Data supplied:
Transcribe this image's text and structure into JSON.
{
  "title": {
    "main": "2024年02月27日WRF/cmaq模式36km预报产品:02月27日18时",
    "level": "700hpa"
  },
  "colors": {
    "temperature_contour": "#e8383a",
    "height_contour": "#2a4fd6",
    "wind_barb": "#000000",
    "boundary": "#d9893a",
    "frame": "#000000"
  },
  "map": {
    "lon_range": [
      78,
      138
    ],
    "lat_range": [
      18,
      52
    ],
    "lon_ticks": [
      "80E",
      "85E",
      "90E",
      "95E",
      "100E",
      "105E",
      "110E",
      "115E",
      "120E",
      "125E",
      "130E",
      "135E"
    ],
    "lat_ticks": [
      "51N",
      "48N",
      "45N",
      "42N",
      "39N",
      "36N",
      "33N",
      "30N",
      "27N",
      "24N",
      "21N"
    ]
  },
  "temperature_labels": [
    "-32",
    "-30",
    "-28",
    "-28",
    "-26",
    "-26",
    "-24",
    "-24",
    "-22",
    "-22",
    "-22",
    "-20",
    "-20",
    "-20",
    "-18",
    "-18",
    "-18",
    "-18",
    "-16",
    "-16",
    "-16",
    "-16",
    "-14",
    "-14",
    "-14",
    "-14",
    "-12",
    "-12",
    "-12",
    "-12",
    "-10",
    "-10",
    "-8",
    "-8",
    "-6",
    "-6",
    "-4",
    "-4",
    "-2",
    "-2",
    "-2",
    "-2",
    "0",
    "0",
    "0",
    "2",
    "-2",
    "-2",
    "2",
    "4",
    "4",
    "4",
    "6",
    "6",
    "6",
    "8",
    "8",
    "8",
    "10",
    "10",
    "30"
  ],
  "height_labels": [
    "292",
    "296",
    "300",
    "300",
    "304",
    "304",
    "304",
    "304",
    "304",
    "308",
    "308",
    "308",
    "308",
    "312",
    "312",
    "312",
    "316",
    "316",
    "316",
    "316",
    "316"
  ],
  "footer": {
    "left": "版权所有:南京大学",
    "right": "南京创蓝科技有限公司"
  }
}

What the exercise asks:
Every line above should be written out again exactly as it stands.

Answer to the exercise:
Transcribe this image's text and structure into JSON.
{
  "title": {
    "main": "2024年02月27日WRF/cmaq模式36km预报产品:02月27日18时",
    "level": "700hpa"
  },
  "colors": {
    "temperature_contour": "#e8383a",
    "height_contour": "#2a4fd6",
    "wind_barb": "#000000",
    "boundary": "#d9893a",
    "frame": "#000000"
  },
  "map": {
    "lon_range": [
      78,
      138
    ],
    "lat_range": [
      18,
      52
    ],
    "lon_ticks": [
      "80E",
      "85E",
      "90E",
      "95E",
      "100E",
      "105E",
      "110E",
      "115E",
      "120E",
      "125E",
      "130E",
      "135E"
    ],
    "lat_ticks": [
      "51N",
      "48N",
      "45N",
      "42N",
      "39N",
      "36N",
      "33N",
      "30N",
      "27N",
      "24N",
      "21N"
    ]
  },
  "temperature_labels": [
    "-32",
    "-30",
    "-28",
    "-28",
    "-26",
    "-26",
    "-24",
    "-24",
    "-22",
    "-22",
    "-22",
    "-20",
    "-20",
    "-20",
    "-18",
    "-18",
    "-18",
    "-18",
    "-16",
    "-16",
    "-16",
    "-16",
    "-14",
    "-14",
    "-14",
    "-14",
    "-12",
    "-12",
    "-12",
    "-12",
    "-10",
    "-10",
    "-8",
    "-8",
    "-6",
    "-6",
    "-4",
    "-4",
    "-2",
    "-2",
    "-2",
    "-2",
    "0",
    "0",
    "0",
    "2",
    "-2",
    "-2",
    "2",
    "4",
    "4",
    "4",
    "6",
    "6",
    "6",
    "8",
    "8",
    "8",
    "10",
    "10",
    "30"
  ],
  "height_labels": [
    "292",
    "296",
    "300",
    "300",
    "304",
    "304",
    "304",
    "304",
    "304",
    "308",
    "308",
    "308",
    "308",
    "312",
    "312",
    "312",
    "316",
    "316",
    "316",
    "316",
    "316"
  ],
  "footer": {
    "left": "版权所有:南京大学",
    "right": "南京创蓝科技有限公司"
  }
}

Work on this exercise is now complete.